Text extract →
** Begin **
Copy the necessary files into your data directory with the following commands:

cp $DLXSROOT/prep/s/samplefa/data/*.xml $DLXSROOT/prep/w/workshopfa/data/.

We'll also need a few files to get us started working. They will need to be copied over as well, and also have paths adapted and collection identifiers changed. Follow these commands:

cp $DLXSROOT/prep/s/samplefa/samplefa.ead2002.dcl $DLXSROOT/prep/w/workshopfa/workshopfa.ead2002.dcl
cp $DLXSROOT/prep/s/samplefa/samplefa.concat.ead.dcl $DLXSROOT/prep/w/workshopfa/workshopfa.concat.ead.dcl
mkdir -p $DLXSROOT/obj/w/workshopfa
mkdir -p $DLXSROOT/bin/w/workshopfa
cp $DLXSROOT/bin/s/samplefa/preparedocs.pl $DLXSROOT/bin/w/workshopfa/preparedocs.pl
cp $DLXSROOT/bin/s/samplefa/Makefile $DLXSROOT/bin/w/workshopfa/Makefile

Now you'll need to edit the copy of the Makefile to ensure that the path matches your $DLXSROOT and that the collection name is workshopfa instead of samplefa .

You will want to change lines 1- 3 to point to your $DLXSROOT and replace s/samplefa with w workshopfa: Change:
   1  DLXSROOT=/l1
   2  NAMEPREFIX = samplefa
   3  FIRSTLETTERSUBDIR = s
To:
   1  DLXSROOT=/your/dlxsroot/here
   2  NAMEPREFIX = workshopfa
   3  FIRSTLETTERSUBDIR = w
cd $DLXSROOT/bin/w/workshopfa
vi Makefile

STOP!! Make sure you edit the Makefile before going to the next steps!!

You can run this command to check to see if you forgot to change samplefa to workshopfa:

grep "samplefa" $DLXSROOT/bin/w/workshopfa/* $DLXSROOT/prep/w/workshopfa/* |grep -v "#"

Tips: Be sure not to add any space after the workshopfa or w. The Makefile ignores space immediately before and after the equals sign but treats all other space as part of the string.

The easiest way to check for these kinds of errors is to use "cat -vet Makefile" to show all spaces, tabs and newlines.

If you modify or write your own Make targets, you need to make sure that a real "tab" starts each command line rather than spaces.

If you are doing this at your home institution instead of at the workshop, please refer to the more detailed instrctions on the wiki: Step by Step Instructions for setting up Directories for Data Preparation

With the ready-to-go ead2002 encoded finding aids files in the data directory, we are ready to begin the preparation process. This will include:

  1. validating the files individually against the EAD 2002 DTD
  2. concatenating the files into one larger XML file
  3. validating the concatenated file against the dlxsead2002 DTD
  4. "normalizing" the concatenated file.
** End **
Items from a data source
** Begin **
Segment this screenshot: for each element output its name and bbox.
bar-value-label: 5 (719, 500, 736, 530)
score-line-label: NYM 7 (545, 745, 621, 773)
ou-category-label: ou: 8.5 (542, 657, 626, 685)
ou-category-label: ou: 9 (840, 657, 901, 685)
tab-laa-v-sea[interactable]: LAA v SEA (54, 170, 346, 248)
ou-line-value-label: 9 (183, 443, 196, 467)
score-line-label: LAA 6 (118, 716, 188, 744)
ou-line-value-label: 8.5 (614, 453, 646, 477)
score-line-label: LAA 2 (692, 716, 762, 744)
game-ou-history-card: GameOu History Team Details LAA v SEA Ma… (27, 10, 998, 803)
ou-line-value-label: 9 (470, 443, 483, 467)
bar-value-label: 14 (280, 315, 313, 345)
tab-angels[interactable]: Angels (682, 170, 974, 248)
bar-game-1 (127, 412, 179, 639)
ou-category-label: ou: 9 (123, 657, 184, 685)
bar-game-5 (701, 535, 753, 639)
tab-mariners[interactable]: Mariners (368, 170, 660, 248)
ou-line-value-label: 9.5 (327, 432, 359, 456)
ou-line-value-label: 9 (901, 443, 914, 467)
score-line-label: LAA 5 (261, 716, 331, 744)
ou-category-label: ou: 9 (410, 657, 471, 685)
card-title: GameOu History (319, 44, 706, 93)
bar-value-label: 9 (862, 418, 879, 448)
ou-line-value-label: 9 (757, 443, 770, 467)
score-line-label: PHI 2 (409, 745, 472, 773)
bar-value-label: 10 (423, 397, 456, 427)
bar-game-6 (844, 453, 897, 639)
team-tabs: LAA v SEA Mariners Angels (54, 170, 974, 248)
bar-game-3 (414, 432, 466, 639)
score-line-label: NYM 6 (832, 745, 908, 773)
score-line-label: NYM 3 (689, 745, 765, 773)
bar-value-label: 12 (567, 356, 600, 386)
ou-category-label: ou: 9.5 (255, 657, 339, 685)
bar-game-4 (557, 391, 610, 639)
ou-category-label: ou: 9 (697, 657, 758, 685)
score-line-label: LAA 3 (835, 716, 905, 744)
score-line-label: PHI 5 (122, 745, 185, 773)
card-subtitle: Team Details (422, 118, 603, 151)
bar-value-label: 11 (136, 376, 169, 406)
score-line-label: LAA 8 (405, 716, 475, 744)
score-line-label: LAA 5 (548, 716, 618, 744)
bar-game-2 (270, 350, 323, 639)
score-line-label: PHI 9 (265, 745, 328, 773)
** End **
Exercise goal → List the steps of the preparation process that the data preparation instructions say will follow once the finding aid files are in the data directory.

Solution to the problem →
1. Validating the files individually against the EAD 2002 DTD
2. Concatenating the files into one larger XML file
3. Validating the concatenated file against the dlxsead2002 DTD
4. "Normalizing" the concatenated file